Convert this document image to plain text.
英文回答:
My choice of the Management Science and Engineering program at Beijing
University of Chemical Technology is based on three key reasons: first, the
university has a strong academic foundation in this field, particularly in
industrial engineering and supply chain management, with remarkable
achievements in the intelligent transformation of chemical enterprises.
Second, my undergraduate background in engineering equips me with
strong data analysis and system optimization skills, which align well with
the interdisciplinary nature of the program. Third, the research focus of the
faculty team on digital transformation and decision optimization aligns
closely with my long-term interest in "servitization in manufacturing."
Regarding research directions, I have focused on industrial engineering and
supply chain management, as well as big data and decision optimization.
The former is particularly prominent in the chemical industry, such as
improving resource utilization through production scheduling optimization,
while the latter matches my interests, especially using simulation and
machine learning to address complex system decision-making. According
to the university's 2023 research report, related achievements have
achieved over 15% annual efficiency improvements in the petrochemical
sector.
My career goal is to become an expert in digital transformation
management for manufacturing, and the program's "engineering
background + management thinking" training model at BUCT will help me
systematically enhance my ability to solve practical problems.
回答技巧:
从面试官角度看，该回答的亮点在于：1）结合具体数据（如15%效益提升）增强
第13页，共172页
────
> **Exercise directions**: Go over the records above line by line and count those holding the word "program". Reply only with the number.

> **Completed exercise**: 3